Sift the material for lines containing "color", and return them.

[Dataset listings of figures]:
[BEGIN]
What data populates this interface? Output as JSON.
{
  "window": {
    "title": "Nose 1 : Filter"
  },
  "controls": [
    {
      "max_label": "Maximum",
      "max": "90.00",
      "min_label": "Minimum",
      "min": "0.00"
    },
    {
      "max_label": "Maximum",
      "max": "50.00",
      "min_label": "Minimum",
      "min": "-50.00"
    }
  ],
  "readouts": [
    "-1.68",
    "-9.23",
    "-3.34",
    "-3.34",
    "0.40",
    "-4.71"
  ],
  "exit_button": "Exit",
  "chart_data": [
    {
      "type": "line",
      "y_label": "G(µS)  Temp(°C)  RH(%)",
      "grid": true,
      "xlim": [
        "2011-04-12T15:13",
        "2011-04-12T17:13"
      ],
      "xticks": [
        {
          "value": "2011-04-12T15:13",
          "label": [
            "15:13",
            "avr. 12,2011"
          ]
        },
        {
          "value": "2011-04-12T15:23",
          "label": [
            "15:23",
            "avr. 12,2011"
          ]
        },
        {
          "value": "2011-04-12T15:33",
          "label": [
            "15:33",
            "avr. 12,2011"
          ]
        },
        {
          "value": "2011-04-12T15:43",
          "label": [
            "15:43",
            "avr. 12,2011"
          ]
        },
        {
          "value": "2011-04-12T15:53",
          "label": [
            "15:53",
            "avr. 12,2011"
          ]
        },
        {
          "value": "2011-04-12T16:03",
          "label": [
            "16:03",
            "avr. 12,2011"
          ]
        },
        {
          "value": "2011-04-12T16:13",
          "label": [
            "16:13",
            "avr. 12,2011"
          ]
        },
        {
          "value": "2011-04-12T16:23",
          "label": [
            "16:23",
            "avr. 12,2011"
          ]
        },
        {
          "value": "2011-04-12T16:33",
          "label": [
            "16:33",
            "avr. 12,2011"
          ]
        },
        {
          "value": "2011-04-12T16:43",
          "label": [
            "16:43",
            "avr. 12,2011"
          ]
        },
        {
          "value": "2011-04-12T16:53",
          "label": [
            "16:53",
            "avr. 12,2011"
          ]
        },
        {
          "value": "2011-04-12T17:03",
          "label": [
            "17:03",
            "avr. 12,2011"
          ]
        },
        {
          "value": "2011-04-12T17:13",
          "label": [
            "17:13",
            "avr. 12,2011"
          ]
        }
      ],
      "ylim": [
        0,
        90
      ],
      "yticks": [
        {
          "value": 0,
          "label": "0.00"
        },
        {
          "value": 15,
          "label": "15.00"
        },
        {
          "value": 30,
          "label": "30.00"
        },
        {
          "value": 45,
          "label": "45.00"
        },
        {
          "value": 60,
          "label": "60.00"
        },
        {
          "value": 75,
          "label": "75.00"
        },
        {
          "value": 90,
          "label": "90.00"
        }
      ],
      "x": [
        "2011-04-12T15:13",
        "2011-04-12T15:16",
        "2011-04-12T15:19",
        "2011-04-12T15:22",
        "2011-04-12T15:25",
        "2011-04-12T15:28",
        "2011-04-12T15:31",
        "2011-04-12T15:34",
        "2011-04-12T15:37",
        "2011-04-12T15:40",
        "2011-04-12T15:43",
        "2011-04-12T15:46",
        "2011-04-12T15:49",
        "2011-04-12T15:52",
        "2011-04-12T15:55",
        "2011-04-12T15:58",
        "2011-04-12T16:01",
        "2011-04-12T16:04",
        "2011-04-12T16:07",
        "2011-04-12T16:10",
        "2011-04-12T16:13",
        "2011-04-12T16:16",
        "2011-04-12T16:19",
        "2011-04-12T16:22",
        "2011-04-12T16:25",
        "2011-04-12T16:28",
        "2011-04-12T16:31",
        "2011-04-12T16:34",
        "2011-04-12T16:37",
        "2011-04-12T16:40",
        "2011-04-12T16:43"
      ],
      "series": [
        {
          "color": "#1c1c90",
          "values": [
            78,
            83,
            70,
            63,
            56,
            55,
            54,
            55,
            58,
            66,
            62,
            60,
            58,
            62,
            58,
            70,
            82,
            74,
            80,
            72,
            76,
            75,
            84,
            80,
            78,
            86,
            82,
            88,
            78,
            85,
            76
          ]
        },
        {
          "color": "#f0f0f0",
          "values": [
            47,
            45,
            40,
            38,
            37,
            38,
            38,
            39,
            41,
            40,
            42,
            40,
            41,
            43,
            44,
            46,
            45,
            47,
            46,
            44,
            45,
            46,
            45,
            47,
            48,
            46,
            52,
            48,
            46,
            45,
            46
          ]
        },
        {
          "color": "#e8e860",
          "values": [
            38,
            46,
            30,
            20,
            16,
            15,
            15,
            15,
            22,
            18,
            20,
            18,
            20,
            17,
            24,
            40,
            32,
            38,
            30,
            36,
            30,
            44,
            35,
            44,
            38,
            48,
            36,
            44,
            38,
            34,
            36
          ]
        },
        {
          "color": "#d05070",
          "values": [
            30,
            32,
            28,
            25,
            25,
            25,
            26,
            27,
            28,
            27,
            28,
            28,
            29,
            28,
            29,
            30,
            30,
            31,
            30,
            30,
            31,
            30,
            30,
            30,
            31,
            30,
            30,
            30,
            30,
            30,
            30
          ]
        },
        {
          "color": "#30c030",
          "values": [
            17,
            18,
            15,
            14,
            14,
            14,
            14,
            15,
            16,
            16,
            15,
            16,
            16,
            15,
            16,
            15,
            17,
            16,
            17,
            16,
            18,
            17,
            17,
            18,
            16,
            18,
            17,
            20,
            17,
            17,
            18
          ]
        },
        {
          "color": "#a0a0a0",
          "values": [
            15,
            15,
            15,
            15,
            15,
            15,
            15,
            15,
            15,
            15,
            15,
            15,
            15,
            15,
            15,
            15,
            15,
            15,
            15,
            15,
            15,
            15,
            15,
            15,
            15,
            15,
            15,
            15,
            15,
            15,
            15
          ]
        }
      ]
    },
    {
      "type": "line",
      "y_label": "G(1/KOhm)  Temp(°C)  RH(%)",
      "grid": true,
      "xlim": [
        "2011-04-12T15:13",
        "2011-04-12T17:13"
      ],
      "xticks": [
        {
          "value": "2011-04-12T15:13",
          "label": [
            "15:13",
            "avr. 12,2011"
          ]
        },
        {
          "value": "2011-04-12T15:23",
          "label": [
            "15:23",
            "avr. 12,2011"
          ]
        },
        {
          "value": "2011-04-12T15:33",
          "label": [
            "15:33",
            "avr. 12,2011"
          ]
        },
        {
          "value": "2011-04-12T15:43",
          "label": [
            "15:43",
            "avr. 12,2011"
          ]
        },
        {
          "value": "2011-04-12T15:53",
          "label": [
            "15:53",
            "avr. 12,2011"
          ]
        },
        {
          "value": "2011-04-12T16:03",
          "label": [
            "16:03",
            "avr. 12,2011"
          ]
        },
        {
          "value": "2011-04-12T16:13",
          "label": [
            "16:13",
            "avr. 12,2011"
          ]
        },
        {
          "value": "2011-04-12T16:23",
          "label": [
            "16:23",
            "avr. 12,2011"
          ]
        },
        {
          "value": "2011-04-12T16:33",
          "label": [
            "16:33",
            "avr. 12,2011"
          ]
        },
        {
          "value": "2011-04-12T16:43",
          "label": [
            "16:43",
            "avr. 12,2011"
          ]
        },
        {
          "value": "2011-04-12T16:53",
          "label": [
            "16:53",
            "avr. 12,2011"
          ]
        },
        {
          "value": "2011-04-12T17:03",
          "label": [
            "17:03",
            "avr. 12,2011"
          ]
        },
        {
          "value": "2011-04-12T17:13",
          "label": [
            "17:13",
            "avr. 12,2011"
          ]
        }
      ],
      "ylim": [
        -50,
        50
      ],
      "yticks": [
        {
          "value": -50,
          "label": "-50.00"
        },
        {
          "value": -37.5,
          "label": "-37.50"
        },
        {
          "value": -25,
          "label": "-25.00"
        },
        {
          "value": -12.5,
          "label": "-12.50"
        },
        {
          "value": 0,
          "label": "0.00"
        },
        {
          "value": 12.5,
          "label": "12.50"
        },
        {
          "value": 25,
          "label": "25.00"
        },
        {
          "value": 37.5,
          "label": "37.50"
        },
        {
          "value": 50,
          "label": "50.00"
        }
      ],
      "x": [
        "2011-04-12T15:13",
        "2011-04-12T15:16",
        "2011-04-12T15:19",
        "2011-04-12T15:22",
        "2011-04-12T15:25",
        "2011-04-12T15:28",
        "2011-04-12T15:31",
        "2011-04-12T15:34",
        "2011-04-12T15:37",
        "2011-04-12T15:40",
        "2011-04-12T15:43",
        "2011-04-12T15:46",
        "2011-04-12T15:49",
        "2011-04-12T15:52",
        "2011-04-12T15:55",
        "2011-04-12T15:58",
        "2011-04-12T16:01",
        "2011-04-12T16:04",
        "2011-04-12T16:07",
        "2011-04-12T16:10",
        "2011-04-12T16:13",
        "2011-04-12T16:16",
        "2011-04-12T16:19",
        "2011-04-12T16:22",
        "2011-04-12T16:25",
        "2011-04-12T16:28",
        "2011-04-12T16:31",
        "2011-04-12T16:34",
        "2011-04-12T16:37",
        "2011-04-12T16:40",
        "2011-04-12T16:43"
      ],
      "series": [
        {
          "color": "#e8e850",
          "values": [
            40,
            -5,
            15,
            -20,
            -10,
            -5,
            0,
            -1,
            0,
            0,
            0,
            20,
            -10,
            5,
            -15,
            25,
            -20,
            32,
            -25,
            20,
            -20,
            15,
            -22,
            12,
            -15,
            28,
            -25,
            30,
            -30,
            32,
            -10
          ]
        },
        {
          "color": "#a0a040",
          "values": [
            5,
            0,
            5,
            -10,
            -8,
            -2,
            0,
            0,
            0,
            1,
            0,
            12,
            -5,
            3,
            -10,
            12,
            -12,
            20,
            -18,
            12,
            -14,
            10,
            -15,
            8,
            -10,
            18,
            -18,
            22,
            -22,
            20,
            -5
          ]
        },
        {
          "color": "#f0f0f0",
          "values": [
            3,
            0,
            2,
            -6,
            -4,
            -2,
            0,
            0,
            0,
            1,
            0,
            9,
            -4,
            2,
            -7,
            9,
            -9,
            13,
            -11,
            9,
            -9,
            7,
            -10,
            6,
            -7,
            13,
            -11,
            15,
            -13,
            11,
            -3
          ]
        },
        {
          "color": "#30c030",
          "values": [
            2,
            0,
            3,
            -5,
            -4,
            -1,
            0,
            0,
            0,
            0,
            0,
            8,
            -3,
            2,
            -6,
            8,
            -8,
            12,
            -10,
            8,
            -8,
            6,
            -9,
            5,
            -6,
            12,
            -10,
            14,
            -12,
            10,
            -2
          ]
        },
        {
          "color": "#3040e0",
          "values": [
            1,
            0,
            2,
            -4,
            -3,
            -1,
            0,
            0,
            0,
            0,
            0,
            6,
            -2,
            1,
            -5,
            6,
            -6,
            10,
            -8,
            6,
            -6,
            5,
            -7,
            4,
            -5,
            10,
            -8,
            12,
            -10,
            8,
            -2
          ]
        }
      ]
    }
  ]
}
[END]
[TASK SOLUTION]:
          "color": "#1c1c90",
          "color": "#f0f0f0",
          "color": "#e8e860",
          "color": "#d05070",
          "color": "#30c030",
          "color": "#a0a0a0",
          "color": "#e8e850",
          "color": "#a0a040",
          "color": "#f0f0f0",
          "color": "#30c030",
          "color": "#3040e0",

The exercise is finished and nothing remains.